**Task requirements:**
Filter the data for lines with the word "javascript", then copy every line so identified.

-- start Record excerpts --

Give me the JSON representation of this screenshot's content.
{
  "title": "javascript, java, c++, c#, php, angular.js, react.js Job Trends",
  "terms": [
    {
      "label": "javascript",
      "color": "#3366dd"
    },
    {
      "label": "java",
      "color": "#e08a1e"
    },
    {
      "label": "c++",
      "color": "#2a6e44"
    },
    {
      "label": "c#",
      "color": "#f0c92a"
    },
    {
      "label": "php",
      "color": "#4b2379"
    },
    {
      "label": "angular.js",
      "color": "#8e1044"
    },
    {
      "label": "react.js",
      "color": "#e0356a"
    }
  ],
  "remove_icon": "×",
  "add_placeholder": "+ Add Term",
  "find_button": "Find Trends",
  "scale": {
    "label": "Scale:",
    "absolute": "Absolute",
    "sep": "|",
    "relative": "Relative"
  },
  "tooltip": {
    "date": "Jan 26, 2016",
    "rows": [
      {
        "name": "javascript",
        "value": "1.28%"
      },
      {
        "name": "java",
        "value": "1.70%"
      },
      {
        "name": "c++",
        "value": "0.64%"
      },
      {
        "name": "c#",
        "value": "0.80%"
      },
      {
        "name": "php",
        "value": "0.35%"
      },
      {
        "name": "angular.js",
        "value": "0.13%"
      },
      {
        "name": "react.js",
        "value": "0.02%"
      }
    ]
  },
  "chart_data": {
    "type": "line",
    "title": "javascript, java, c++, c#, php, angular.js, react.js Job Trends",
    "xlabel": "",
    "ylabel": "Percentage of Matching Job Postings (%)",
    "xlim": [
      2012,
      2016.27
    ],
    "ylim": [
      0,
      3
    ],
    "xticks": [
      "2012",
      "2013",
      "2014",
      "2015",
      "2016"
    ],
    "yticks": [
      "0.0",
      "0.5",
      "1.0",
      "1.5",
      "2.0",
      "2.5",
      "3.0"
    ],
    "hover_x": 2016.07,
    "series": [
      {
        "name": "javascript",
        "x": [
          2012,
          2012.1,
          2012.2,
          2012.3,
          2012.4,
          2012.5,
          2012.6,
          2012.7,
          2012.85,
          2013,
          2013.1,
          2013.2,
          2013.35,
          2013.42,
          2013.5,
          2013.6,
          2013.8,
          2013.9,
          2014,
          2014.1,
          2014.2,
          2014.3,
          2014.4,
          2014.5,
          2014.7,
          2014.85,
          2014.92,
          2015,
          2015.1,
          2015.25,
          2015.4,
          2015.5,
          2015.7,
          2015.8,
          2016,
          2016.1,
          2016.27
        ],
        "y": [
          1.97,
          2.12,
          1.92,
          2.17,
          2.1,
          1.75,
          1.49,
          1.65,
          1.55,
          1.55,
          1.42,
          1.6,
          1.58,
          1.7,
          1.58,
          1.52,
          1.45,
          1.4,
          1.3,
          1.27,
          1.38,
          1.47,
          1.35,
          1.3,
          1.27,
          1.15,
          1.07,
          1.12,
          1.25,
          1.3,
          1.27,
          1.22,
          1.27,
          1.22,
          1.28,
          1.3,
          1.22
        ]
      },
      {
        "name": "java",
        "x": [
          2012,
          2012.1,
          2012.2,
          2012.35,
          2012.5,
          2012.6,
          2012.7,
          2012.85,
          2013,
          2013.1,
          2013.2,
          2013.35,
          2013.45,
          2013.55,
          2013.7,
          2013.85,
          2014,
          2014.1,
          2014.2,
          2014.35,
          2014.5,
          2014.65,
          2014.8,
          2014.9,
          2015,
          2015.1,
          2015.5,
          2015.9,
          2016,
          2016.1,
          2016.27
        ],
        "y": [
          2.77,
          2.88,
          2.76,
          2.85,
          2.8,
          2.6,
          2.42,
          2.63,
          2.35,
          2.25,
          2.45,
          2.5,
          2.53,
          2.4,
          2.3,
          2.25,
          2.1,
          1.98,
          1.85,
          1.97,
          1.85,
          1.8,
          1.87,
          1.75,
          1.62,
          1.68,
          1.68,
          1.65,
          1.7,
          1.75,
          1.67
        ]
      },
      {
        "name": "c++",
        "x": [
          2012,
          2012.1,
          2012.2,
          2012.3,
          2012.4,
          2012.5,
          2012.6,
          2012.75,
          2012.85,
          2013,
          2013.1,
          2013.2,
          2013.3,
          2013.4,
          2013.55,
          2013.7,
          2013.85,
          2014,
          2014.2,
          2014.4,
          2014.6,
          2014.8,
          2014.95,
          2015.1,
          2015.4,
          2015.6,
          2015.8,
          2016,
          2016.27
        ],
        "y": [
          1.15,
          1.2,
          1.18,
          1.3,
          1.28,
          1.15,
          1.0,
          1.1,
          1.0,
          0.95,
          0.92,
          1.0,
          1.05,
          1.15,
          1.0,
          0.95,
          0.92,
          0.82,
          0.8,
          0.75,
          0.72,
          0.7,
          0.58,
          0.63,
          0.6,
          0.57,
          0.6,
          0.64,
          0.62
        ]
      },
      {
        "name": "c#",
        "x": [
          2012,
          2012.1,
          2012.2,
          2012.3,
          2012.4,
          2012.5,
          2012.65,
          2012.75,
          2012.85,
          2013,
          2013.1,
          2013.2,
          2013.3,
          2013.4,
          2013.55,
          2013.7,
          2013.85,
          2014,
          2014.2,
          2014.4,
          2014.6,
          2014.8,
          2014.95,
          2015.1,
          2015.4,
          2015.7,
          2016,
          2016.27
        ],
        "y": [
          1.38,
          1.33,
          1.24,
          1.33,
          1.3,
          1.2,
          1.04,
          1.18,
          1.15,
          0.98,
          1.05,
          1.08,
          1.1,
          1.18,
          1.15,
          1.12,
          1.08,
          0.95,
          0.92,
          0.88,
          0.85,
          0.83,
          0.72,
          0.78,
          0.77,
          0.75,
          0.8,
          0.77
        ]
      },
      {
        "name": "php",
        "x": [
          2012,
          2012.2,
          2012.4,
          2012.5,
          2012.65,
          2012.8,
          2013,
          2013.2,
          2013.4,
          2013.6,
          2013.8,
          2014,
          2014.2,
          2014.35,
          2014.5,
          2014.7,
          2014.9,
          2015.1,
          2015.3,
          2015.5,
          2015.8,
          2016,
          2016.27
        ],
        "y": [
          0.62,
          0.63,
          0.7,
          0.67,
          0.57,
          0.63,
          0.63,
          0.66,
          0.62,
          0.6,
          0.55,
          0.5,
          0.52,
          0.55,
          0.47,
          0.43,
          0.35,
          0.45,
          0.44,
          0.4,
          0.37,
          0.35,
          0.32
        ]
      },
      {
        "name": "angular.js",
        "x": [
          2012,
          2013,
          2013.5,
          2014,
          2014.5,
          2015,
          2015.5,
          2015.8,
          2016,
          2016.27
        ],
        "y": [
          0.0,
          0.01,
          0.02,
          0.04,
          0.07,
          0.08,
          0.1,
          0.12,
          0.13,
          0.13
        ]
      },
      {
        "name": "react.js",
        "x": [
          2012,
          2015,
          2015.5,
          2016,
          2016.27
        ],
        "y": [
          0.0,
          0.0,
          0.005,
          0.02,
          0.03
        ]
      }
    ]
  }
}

-- end Record excerpts --

**Result of this task:**
  "title": "javascript, java, c++, c#, php, angular.js, react.js Job Trends",
      "label": "javascript",
        "name": "javascript",
    "title": "javascript, java, c++, c#, php, angular.js, react.js Job Trends",
        "name": "javascript",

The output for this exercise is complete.